**RECORDS FOR PROCESSING**
=======
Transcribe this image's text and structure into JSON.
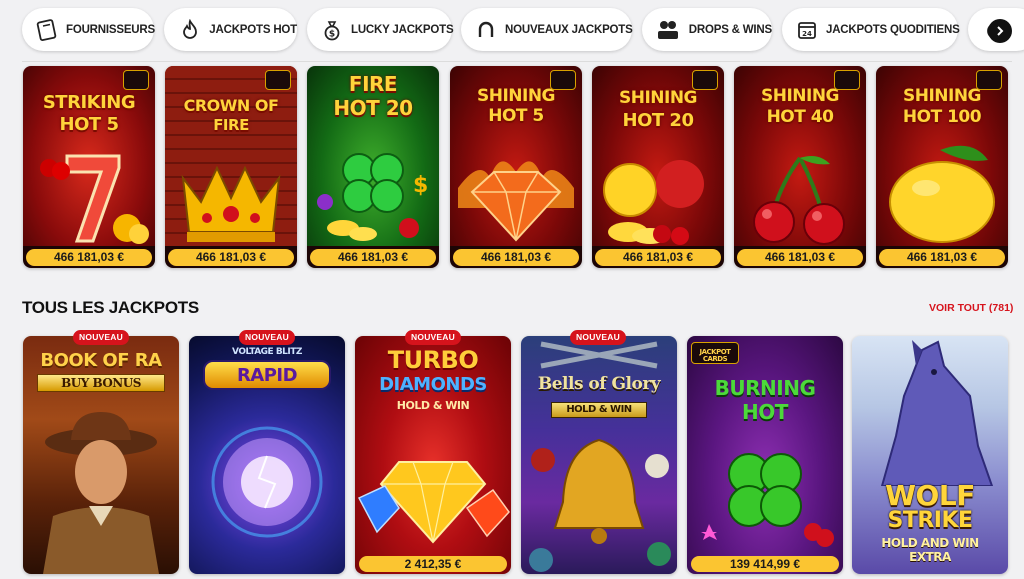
{
  "categories": [
    {
      "label": "FOURNISSEURS",
      "icon": "book-icon"
    },
    {
      "label": "JACKPOTS HOT",
      "icon": "flame-icon"
    },
    {
      "label": "LUCKY JACKPOTS",
      "icon": "money-bag-icon"
    },
    {
      "label": "NOUVEAUX JACKPOTS",
      "icon": "horseshoe-icon"
    },
    {
      "label": "DROPS & WINS",
      "icon": "drops-wins-icon"
    },
    {
      "label": "JACKPOTS QUODITIENS",
      "icon": "calendar-icon"
    }
  ],
  "top_games": [
    {
      "title_lines": [
        "STRIKING",
        "HOT 5"
      ],
      "amount": "466 181,03 €"
    },
    {
      "title_lines": [
        "CROWN OF",
        "FIRE"
      ],
      "amount": "466 181,03 €"
    },
    {
      "title_lines": [
        "FIRE",
        "HOT 20"
      ],
      "amount": "466 181,03 €"
    },
    {
      "title_lines": [
        "SHINING",
        "HOT 5"
      ],
      "amount": "466 181,03 €"
    },
    {
      "title_lines": [
        "SHINING",
        "HOT 20"
      ],
      "amount": "466 181,03 €"
    },
    {
      "title_lines": [
        "SHINING",
        "HOT 40"
      ],
      "amount": "466 181,03 €"
    },
    {
      "title_lines": [
        "SHINING",
        "HOT 100"
      ],
      "amount": "466 181,03 €"
    }
  ],
  "section": {
    "title": "TOUS LES JACKPOTS",
    "see_all": "VOIR TOUT (781)"
  },
  "badge_label": "NOUVEAU",
  "all_games": [
    {
      "title_lines": [
        "BOOK OF RA",
        "BUY BONUS"
      ],
      "badge": true,
      "amount": ""
    },
    {
      "title_lines": [
        "VOLTAGE BLITZ",
        "RAPID"
      ],
      "badge": true,
      "amount": ""
    },
    {
      "title_lines": [
        "TURBO",
        "DIAMONDS",
        "HOLD & WIN"
      ],
      "badge": true,
      "amount": "2 412,35 €"
    },
    {
      "title_lines": [
        "Bells of Glory",
        "HOLD & WIN"
      ],
      "badge": true,
      "amount": ""
    },
    {
      "title_lines": [
        "JACKPOT CARDS",
        "BURNING",
        "HOT"
      ],
      "badge": false,
      "amount": "139 414,99 €"
    },
    {
      "title_lines": [
        "WOLF",
        "STRIKE",
        "HOLD AND WIN",
        "EXTRA"
      ],
      "badge": false,
      "amount": ""
    }
  ],
  "colors": {
    "accent": "#d6131c",
    "jackpot_pill": "#fbc531",
    "background": "#f1f1f3"
  }
}
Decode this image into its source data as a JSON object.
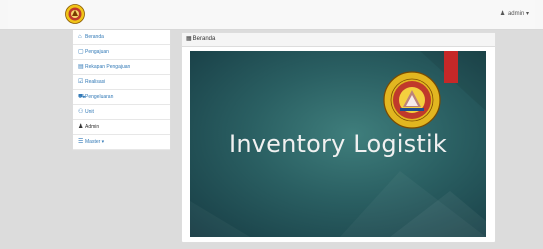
{
  "header": {
    "user_label": "admin",
    "user_caret": "▾"
  },
  "sidebar": {
    "items": [
      {
        "label": "Beranda",
        "icon": "home-icon",
        "glyph": "⌂"
      },
      {
        "label": "Pengajuan",
        "icon": "file-icon",
        "glyph": "▢"
      },
      {
        "label": "Rekapan Pengajuan",
        "icon": "book-icon",
        "glyph": "▤"
      },
      {
        "label": "Realisasi",
        "icon": "check-square-icon",
        "glyph": "☑"
      },
      {
        "label": "Pengeluaran",
        "icon": "cart-icon",
        "glyph": "⛟"
      },
      {
        "label": "Unit",
        "icon": "users-icon",
        "glyph": "⚇"
      },
      {
        "label": "Admin",
        "icon": "user-icon",
        "glyph": "♟"
      },
      {
        "label": "Master",
        "icon": "list-icon",
        "glyph": "☰",
        "caret": "▾"
      }
    ]
  },
  "panel": {
    "title": "Beranda",
    "icon": "calendar-icon",
    "glyph": "▦"
  },
  "slide": {
    "title": "Inventory Logistik"
  },
  "colors": {
    "link": "#337ab7",
    "slide_bg": "#2a5f62",
    "ribbon": "#c62828",
    "page_bg": "#dcdcdc"
  }
}
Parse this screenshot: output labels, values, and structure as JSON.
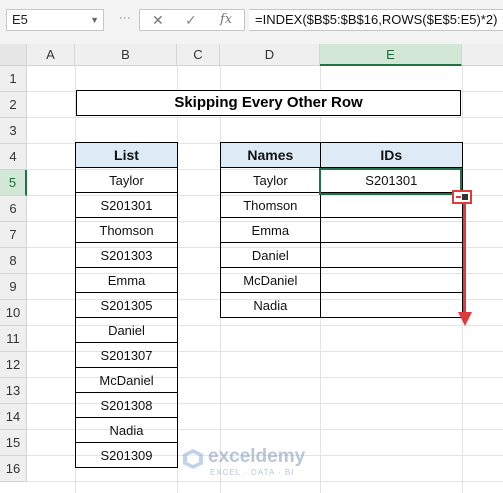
{
  "name_box": "E5",
  "formula_bar": {
    "fx_label": "fx",
    "formula": "=INDEX($B$5:$B$16,ROWS($E$5:E5)*2)"
  },
  "columns": [
    "A",
    "B",
    "C",
    "D",
    "E"
  ],
  "rows": [
    "1",
    "2",
    "3",
    "4",
    "5",
    "6",
    "7",
    "8",
    "9",
    "10",
    "11",
    "12",
    "13",
    "14",
    "15",
    "16"
  ],
  "title": "Skipping Every Other Row",
  "list_table": {
    "header": "List",
    "values": [
      "Taylor",
      "S201301",
      "Thomson",
      "S201303",
      "Emma",
      "S201305",
      "Daniel",
      "S201307",
      "McDaniel",
      "S201308",
      "Nadia",
      "S201309"
    ]
  },
  "names_table": {
    "headers": [
      "Names",
      "IDs"
    ],
    "rows": [
      [
        "Taylor",
        "S201301"
      ],
      [
        "Thomson",
        ""
      ],
      [
        "Emma",
        ""
      ],
      [
        "Daniel",
        ""
      ],
      [
        "McDaniel",
        ""
      ],
      [
        "Nadia",
        ""
      ]
    ]
  },
  "watermark": {
    "name": "exceldemy",
    "tagline": "EXCEL · DATA · BI"
  },
  "colors": {
    "header_fill": "#ddebf7",
    "selection": "#217346",
    "annotation": "#e03b3b"
  }
}
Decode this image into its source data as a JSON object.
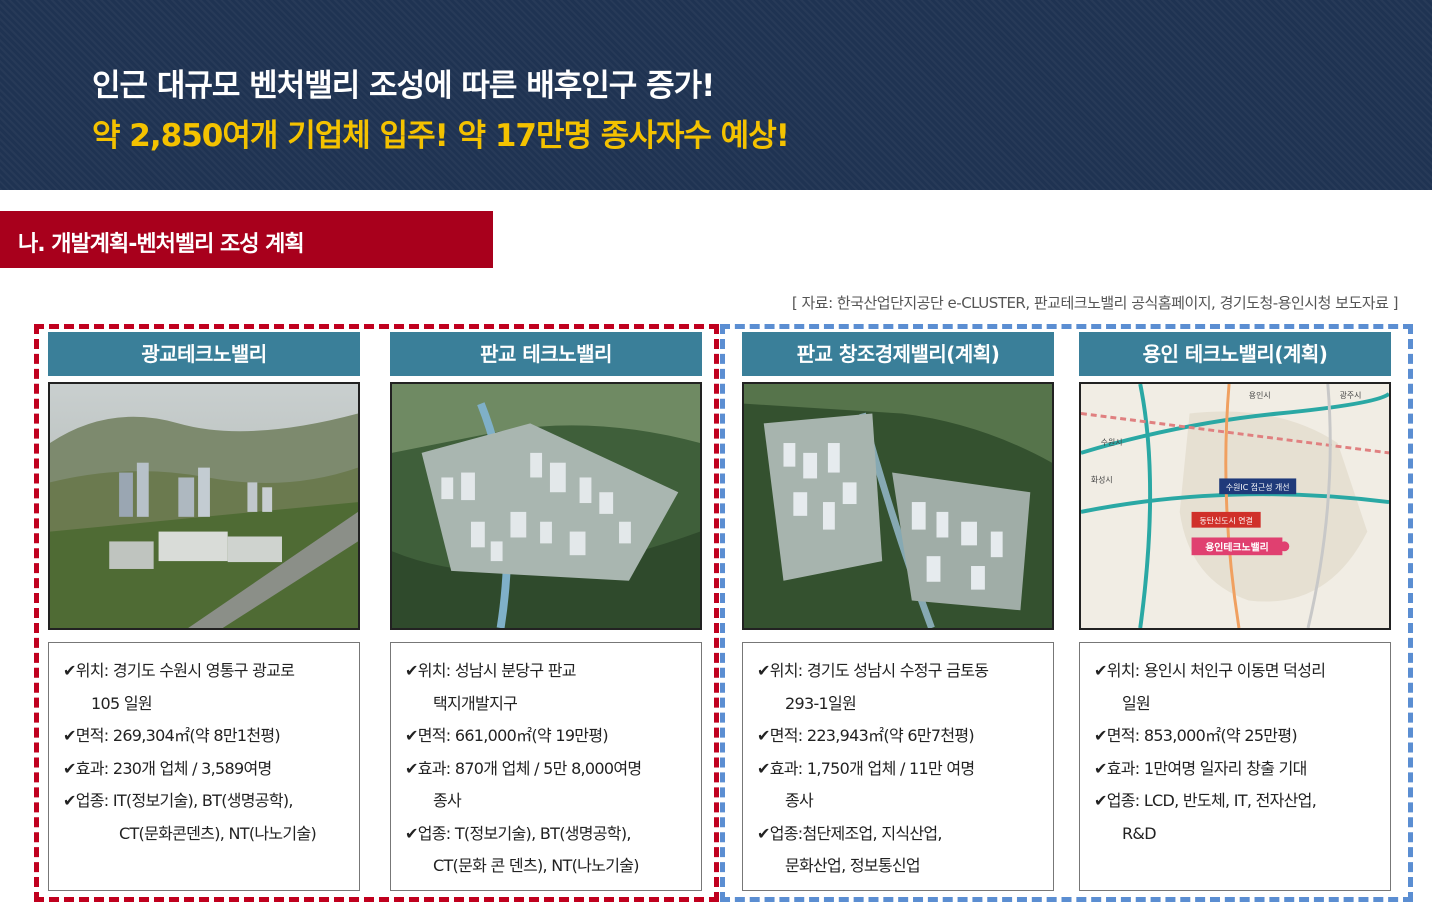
{
  "banner": {
    "line1": "인근 대규모 벤처밸리 조성에 따른 배후인구 증가!",
    "line2": "약 2,850여개 기업체 입주! 약 17만명 종사자수 예상!"
  },
  "section": {
    "title": "나. 개발계획-벤처벨리 조성 계획"
  },
  "source": "[ 자료: 한국산업단지공단 e-CLUSTER, 판교테크노밸리 공식홈페이지, 경기도청-용인시청 보도자료 ]",
  "check_mark": "✔",
  "columns": [
    {
      "title": "광교테크노밸리",
      "lines": [
        "위치: 경기도 수원시 영통구 광교로",
        "105 일원",
        "면적: 269,304㎡(약 8만1천평)",
        "효과: 230개 업체 / 3,589여명",
        "업종: IT(정보기술), BT(생명공학),",
        "CT(문화콘덴츠), NT(나노기술)"
      ]
    },
    {
      "title": "판교 테크노밸리",
      "lines": [
        "위치: 성남시 분당구 판교",
        "택지개발지구",
        "면적: 661,000㎡(약 19만평)",
        "효과: 870개 업체 / 5만 8,000여명",
        "종사",
        "업종: T(정보기술), BT(생명공학),",
        "CT(문화 콘 덴츠), NT(나노기술)"
      ]
    },
    {
      "title": "판교 창조경제밸리(계획)",
      "lines": [
        "위치: 경기도 성남시 수정구 금토동",
        "293-1일원",
        "면적: 223,943㎡(약 6만7천평)",
        "효과: 1,750개 업체 / 11만 여명",
        "종사",
        "업종:첨단제조업, 지식산업,",
        "문화산업, 정보통신업"
      ]
    },
    {
      "title": "용인 테크노밸리(계획)",
      "lines": [
        "위치: 용인시 처인구 이동면 덕성리",
        "일원",
        "면적: 853,000㎡(약 25만평)",
        "효과: 1만여명 일자리 창출 기대",
        "업종: LCD, 반도체, IT, 전자산업,",
        "R&D"
      ]
    }
  ],
  "map": {
    "labels": [
      "용인시",
      "수원시",
      "수원IC 접근성 개선",
      "동탄신도시 연결",
      "용인테크노밸리",
      "광주시",
      "화성시"
    ]
  },
  "colors": {
    "banner": "#1f3352",
    "accent_yellow": "#f4c200",
    "section_red": "#a8001c",
    "header_teal": "#3a7f99",
    "dash_red": "#c0001e",
    "dash_blue": "#5b8ed2"
  }
}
=======
**TASK BRIEF**
Except for the pictures, print the data above exactly.

**RESULT OF THE TASK**
Transcribe this image's text and structure into JSON.
{
  "categories": [
    {
      "label": "FOURNISSEURS",
      "icon": "book-icon"
    },
    {
      "label": "JACKPOTS HOT",
      "icon": "flame-icon"
    },
    {
      "label": "LUCKY JACKPOTS",
      "icon": "money-bag-icon"
    },
    {
      "label": "NOUVEAUX JACKPOTS",
      "icon": "horseshoe-icon"
    },
    {
      "label": "DROPS & WINS",
      "icon": "drops-wins-icon"
    },
    {
      "label": "JACKPOTS QUODITIENS",
      "icon": "calendar-icon"
    }
  ],
  "top_games": [
    {
      "title_lines": [
        "STRIKING",
        "HOT 5"
      ],
      "amount": "466 181,03 €"
    },
    {
      "title_lines": [
        "CROWN OF",
        "FIRE"
      ],
      "amount": "466 181,03 €"
    },
    {
      "title_lines": [
        "FIRE",
        "HOT 20"
      ],
      "amount": "466 181,03 €"
    },
    {
      "title_lines": [
        "SHINING",
        "HOT 5"
      ],
      "amount": "466 181,03 €"
    },
    {
      "title_lines": [
        "SHINING",
        "HOT 20"
      ],
      "amount": "466 181,03 €"
    },
    {
      "title_lines": [
        "SHINING",
        "HOT 40"
      ],
      "amount": "466 181,03 €"
    },
    {
      "title_lines": [
        "SHINING",
        "HOT 100"
      ],
      "amount": "466 181,03 €"
    }
  ],
  "section": {
    "title": "TOUS LES JACKPOTS",
    "see_all": "VOIR TOUT (781)"
  },
  "badge_label": "NOUVEAU",
  "all_games": [
    {
      "title_lines": [
        "BOOK OF RA",
        "BUY BONUS"
      ],
      "badge": true,
      "amount": ""
    },
    {
      "title_lines": [
        "VOLTAGE BLITZ",
        "RAPID"
      ],
      "badge": true,
      "amount": ""
    },
    {
      "title_lines": [
        "TURBO",
        "DIAMONDS",
        "HOLD & WIN"
      ],
      "badge": true,
      "amount": "2 412,35 €"
    },
    {
      "title_lines": [
        "Bells of Glory",
        "HOLD & WIN"
      ],
      "badge": true,
      "amount": ""
    },
    {
      "title_lines": [
        "JACKPOT CARDS",
        "BURNING",
        "HOT"
      ],
      "badge": false,
      "amount": "139 414,99 €"
    },
    {
      "title_lines": [
        "WOLF",
        "STRIKE",
        "HOLD AND WIN",
        "EXTRA"
      ],
      "badge": false,
      "amount": ""
    }
  ],
  "colors": {
    "accent": "#d6131c",
    "jackpot_pill": "#fbc531",
    "background": "#f1f1f3"
  }
}
Decode this image into its source data as a JSON object.
{
  "header": {
    "user_label": "admin",
    "user_caret": "▾"
  },
  "sidebar": {
    "items": [
      {
        "label": "Beranda",
        "icon": "home-icon",
        "glyph": "⌂"
      },
      {
        "label": "Pengajuan",
        "icon": "file-icon",
        "glyph": "▢"
      },
      {
        "label": "Rekapan Pengajuan",
        "icon": "book-icon",
        "glyph": "▤"
      },
      {
        "label": "Realisasi",
        "icon": "check-square-icon",
        "glyph": "☑"
      },
      {
        "label": "Pengeluaran",
        "icon": "cart-icon",
        "glyph": "⛟"
      },
      {
        "label": "Unit",
        "icon": "users-icon",
        "glyph": "⚇"
      },
      {
        "label": "Admin",
        "icon": "user-icon",
        "glyph": "♟"
      },
      {
        "label": "Master",
        "icon": "list-icon",
        "glyph": "☰",
        "caret": "▾"
      }
    ]
  },
  "panel": {
    "title": "Beranda",
    "icon": "calendar-icon",
    "glyph": "▦"
  },
  "slide": {
    "title": "Inventory Logistik"
  },
  "colors": {
    "link": "#337ab7",
    "slide_bg": "#2a5f62",
    "ribbon": "#c62828",
    "page_bg": "#dcdcdc"
  }
}
Parse this screenshot: output labels, values, and structure as JSON.
{
  "name_box": "E5",
  "formula_bar": {
    "fx_label": "fx",
    "formula": "=INDEX($B$5:$B$16,ROWS($E$5:E5)*2)"
  },
  "columns": [
    "A",
    "B",
    "C",
    "D",
    "E"
  ],
  "rows": [
    "1",
    "2",
    "3",
    "4",
    "5",
    "6",
    "7",
    "8",
    "9",
    "10",
    "11",
    "12",
    "13",
    "14",
    "15",
    "16"
  ],
  "title": "Skipping Every Other Row",
  "list_table": {
    "header": "List",
    "values": [
      "Taylor",
      "S201301",
      "Thomson",
      "S201303",
      "Emma",
      "S201305",
      "Daniel",
      "S201307",
      "McDaniel",
      "S201308",
      "Nadia",
      "S201309"
    ]
  },
  "names_table": {
    "headers": [
      "Names",
      "IDs"
    ],
    "rows": [
      [
        "Taylor",
        "S201301"
      ],
      [
        "Thomson",
        ""
      ],
      [
        "Emma",
        ""
      ],
      [
        "Daniel",
        ""
      ],
      [
        "McDaniel",
        ""
      ],
      [
        "Nadia",
        ""
      ]
    ]
  },
  "watermark": {
    "name": "exceldemy",
    "tagline": "EXCEL · DATA · BI"
  },
  "colors": {
    "header_fill": "#ddebf7",
    "selection": "#217346",
    "annotation": "#e03b3b"
  }
}
Decode this image into its source data as a JSON object.
{
  "banner": {
    "line1": "인근 대규모 벤처밸리 조성에 따른 배후인구 증가!",
    "line2": "약 2,850여개 기업체 입주! 약 17만명 종사자수 예상!"
  },
  "section": {
    "title": "나. 개발계획-벤처벨리 조성 계획"
  },
  "source": "[ 자료: 한국산업단지공단 e-CLUSTER, 판교테크노밸리 공식홈페이지, 경기도청-용인시청 보도자료 ]",
  "check_mark": "✔",
  "columns": [
    {
      "title": "광교테크노밸리",
      "lines": [
        "위치: 경기도 수원시 영통구 광교로",
        "105 일원",
        "면적: 269,304㎡(약 8만1천평)",
        "효과: 230개 업체 / 3,589여명",
        "업종: IT(정보기술), BT(생명공학),",
        "CT(문화콘덴츠), NT(나노기술)"
      ]
    },
    {
      "title": "판교 테크노밸리",
      "lines": [
        "위치: 성남시 분당구 판교",
        "택지개발지구",
        "면적: 661,000㎡(약 19만평)",
        "효과: 870개 업체 / 5만 8,000여명",
        "종사",
        "업종: T(정보기술), BT(생명공학),",
        "CT(문화 콘 덴츠), NT(나노기술)"
      ]
    },
    {
      "title": "판교 창조경제밸리(계획)",
      "lines": [
        "위치: 경기도 성남시 수정구 금토동",
        "293-1일원",
        "면적: 223,943㎡(약 6만7천평)",
        "효과: 1,750개 업체 / 11만 여명",
        "종사",
        "업종:첨단제조업, 지식산업,",
        "문화산업, 정보통신업"
      ]
    },
    {
      "title": "용인 테크노밸리(계획)",
      "lines": [
        "위치: 용인시 처인구 이동면 덕성리",
        "일원",
        "면적: 853,000㎡(약 25만평)",
        "효과: 1만여명 일자리 창출 기대",
        "업종: LCD, 반도체, IT, 전자산업,",
        "R&D"
      ]
    }
  ],
  "map": {
    "labels": [
      "용인시",
      "수원시",
      "수원IC 접근성 개선",
      "동탄신도시 연결",
      "용인테크노밸리",
      "광주시",
      "화성시"
    ]
  },
  "colors": {
    "banner": "#1f3352",
    "accent_yellow": "#f4c200",
    "section_red": "#a8001c",
    "header_teal": "#3a7f99",
    "dash_red": "#c0001e",
    "dash_blue": "#5b8ed2"
  }
}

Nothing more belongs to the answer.